--- START MATERIAL ---

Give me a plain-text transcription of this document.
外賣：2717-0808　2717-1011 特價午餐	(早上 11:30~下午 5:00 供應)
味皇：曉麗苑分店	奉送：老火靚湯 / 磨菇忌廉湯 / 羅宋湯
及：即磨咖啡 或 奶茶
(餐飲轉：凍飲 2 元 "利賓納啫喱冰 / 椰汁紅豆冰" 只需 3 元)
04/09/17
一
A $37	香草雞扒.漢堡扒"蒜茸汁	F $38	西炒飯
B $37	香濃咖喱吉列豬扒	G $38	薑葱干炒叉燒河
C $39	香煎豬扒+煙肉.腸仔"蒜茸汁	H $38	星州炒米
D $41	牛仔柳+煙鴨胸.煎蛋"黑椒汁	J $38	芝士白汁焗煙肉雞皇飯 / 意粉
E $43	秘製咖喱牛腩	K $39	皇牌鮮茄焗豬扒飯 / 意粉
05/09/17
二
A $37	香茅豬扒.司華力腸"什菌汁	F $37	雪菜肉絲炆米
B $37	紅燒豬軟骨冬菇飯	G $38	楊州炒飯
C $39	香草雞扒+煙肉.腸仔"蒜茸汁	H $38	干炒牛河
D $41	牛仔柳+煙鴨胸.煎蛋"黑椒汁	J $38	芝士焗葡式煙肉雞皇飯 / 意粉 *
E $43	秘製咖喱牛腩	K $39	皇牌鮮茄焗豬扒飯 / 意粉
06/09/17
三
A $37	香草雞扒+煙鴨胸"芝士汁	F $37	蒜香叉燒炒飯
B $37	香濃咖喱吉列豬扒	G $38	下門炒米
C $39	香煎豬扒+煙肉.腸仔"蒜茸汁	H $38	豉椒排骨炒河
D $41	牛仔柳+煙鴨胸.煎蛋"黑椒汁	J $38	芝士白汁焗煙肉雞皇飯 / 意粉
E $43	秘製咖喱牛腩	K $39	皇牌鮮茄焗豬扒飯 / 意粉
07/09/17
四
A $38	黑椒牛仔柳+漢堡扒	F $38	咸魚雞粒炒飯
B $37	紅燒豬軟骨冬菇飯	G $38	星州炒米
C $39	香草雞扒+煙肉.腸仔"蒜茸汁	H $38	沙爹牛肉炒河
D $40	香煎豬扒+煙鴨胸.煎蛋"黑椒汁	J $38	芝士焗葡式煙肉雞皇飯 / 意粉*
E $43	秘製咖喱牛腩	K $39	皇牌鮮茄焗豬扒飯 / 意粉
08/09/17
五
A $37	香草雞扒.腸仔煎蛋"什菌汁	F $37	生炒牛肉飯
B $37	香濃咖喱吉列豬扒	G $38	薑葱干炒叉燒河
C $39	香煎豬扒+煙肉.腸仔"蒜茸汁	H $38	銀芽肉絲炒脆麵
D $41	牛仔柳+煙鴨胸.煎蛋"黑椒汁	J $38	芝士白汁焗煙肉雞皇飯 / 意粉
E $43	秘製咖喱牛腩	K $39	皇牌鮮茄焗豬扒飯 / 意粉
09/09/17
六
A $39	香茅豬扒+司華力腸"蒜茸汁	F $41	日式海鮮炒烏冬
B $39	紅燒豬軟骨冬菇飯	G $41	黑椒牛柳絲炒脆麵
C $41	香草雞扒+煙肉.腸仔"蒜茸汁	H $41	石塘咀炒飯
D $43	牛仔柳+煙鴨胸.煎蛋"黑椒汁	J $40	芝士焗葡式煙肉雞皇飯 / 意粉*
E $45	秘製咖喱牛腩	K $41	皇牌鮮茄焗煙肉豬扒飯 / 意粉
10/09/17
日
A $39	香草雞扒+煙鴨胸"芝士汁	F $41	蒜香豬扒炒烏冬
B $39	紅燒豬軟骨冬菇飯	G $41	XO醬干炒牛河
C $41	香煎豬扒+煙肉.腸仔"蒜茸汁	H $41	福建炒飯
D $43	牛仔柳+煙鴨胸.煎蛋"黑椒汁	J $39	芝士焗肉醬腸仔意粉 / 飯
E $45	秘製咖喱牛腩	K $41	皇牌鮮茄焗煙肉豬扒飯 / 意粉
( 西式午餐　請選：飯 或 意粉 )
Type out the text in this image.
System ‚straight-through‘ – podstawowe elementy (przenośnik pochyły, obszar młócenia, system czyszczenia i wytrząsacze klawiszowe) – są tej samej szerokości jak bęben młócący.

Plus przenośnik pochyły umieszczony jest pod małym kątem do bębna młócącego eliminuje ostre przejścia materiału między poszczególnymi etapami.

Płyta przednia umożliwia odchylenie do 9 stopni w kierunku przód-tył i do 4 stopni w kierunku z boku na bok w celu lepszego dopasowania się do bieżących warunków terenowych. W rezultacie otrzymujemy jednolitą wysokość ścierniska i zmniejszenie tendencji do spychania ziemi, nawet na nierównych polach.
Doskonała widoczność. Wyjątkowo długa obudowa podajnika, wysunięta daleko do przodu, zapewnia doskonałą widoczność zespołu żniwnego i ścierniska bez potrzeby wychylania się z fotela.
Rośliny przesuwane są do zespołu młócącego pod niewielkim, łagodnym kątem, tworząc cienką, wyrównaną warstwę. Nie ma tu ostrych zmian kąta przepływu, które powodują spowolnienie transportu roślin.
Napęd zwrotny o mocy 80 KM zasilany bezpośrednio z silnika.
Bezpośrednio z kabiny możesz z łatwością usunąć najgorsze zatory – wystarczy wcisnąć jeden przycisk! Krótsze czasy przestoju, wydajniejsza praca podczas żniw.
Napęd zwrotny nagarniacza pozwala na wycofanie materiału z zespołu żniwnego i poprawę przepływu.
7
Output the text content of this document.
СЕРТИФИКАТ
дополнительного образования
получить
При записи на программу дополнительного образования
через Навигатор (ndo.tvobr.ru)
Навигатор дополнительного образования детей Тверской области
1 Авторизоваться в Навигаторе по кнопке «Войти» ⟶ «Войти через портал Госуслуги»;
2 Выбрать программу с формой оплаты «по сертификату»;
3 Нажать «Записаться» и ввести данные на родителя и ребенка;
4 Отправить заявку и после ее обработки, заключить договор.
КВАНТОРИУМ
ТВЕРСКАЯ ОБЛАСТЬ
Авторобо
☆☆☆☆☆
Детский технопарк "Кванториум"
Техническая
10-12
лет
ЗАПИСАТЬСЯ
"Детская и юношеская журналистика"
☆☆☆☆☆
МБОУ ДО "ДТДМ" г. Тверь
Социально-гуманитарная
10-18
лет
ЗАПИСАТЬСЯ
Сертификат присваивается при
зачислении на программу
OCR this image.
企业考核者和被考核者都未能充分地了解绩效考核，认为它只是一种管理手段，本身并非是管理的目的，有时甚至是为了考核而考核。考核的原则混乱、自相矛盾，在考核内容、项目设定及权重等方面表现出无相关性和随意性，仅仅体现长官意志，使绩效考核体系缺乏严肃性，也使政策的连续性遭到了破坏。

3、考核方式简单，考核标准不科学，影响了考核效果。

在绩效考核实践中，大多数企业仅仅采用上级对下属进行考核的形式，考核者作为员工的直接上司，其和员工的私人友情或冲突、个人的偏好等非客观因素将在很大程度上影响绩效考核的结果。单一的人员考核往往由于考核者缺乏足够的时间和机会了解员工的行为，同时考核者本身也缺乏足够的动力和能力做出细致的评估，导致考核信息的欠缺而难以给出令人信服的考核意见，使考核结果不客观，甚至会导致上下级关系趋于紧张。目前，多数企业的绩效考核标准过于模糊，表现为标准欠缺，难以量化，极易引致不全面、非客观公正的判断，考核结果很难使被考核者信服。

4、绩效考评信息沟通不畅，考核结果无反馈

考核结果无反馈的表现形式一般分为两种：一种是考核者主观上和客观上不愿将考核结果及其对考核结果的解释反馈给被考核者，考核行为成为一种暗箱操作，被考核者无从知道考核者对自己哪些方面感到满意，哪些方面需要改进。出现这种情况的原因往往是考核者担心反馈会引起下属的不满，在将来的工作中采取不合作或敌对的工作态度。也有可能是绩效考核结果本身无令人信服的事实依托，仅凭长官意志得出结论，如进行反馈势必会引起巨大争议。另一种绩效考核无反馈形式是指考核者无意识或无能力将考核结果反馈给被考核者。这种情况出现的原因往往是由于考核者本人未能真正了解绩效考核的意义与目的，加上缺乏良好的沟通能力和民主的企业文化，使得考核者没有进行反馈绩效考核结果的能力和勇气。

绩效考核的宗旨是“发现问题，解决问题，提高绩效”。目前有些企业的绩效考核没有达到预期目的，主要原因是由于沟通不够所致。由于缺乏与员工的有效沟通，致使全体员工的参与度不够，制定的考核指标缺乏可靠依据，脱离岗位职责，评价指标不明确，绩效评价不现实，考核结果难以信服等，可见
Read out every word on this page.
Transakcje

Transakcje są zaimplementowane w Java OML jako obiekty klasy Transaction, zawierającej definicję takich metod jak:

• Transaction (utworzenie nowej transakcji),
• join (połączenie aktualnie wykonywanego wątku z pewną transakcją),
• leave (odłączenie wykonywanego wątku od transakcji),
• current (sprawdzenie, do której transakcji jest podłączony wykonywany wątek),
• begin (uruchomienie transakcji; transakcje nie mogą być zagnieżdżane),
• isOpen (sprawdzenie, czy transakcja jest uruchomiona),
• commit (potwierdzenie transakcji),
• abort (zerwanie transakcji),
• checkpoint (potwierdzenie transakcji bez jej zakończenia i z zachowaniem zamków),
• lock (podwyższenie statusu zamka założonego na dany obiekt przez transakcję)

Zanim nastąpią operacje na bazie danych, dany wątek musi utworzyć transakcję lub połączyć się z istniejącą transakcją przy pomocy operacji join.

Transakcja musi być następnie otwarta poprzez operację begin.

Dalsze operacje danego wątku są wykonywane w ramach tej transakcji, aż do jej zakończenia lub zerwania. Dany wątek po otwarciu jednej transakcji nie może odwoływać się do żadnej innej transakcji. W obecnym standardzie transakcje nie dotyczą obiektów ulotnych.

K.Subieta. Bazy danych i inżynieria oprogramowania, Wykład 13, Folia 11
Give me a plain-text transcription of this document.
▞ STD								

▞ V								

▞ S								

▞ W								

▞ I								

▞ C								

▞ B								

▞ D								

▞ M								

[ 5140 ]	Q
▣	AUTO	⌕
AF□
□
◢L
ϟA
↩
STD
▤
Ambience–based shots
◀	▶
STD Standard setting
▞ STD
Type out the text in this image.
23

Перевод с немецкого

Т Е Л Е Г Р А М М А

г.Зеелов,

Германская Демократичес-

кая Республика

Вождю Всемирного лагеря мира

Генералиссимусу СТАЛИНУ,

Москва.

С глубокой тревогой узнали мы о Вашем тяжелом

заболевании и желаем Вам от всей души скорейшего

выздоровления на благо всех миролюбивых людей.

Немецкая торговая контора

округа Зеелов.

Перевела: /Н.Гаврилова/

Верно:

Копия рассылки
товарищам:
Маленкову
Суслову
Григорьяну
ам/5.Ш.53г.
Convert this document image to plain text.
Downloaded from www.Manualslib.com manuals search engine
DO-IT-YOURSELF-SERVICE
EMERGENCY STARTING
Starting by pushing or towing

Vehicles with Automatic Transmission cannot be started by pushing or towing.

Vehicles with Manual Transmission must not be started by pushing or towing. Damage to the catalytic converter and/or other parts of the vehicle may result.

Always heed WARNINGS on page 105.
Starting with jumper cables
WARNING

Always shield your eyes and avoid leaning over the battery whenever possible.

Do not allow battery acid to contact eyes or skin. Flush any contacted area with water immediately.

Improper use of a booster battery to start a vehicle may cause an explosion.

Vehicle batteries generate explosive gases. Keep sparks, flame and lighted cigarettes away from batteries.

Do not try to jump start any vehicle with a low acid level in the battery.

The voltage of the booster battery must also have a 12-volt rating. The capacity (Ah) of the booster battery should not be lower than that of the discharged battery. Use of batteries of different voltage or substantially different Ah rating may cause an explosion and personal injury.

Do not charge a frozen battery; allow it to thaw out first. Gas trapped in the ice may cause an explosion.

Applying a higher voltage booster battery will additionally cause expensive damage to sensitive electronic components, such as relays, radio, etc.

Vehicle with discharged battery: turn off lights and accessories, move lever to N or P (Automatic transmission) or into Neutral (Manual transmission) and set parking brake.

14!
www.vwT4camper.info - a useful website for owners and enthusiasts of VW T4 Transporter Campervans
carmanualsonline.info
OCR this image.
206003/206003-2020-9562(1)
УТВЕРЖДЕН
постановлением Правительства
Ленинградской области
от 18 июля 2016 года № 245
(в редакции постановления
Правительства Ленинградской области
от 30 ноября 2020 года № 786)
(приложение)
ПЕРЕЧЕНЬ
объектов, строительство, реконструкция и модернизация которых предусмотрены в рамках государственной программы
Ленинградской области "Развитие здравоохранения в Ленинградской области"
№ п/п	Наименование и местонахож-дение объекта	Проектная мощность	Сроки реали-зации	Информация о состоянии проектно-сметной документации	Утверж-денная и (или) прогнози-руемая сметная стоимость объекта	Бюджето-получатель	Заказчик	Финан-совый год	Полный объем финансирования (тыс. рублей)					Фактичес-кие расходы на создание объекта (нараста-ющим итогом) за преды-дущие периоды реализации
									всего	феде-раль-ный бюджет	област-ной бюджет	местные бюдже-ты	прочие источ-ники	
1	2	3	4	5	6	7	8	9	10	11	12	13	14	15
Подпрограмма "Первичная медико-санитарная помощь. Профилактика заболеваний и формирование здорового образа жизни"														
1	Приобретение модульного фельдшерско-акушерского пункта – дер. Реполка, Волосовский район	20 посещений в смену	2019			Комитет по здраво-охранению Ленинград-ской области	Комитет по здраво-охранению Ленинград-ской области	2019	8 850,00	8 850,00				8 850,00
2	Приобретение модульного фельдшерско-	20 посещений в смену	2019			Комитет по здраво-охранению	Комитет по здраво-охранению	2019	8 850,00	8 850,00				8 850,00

--- END MATERIAL ---

> [WHAT YOU HAVE TO DO] Identify and list each line with the word "sprawdzenie".

> [RESPONSE]
• current (sprawdzenie, do której transakcji jest podłączony wykonywany wątek),
• isOpen (sprawdzenie, czy transakcja jest uruchomiona),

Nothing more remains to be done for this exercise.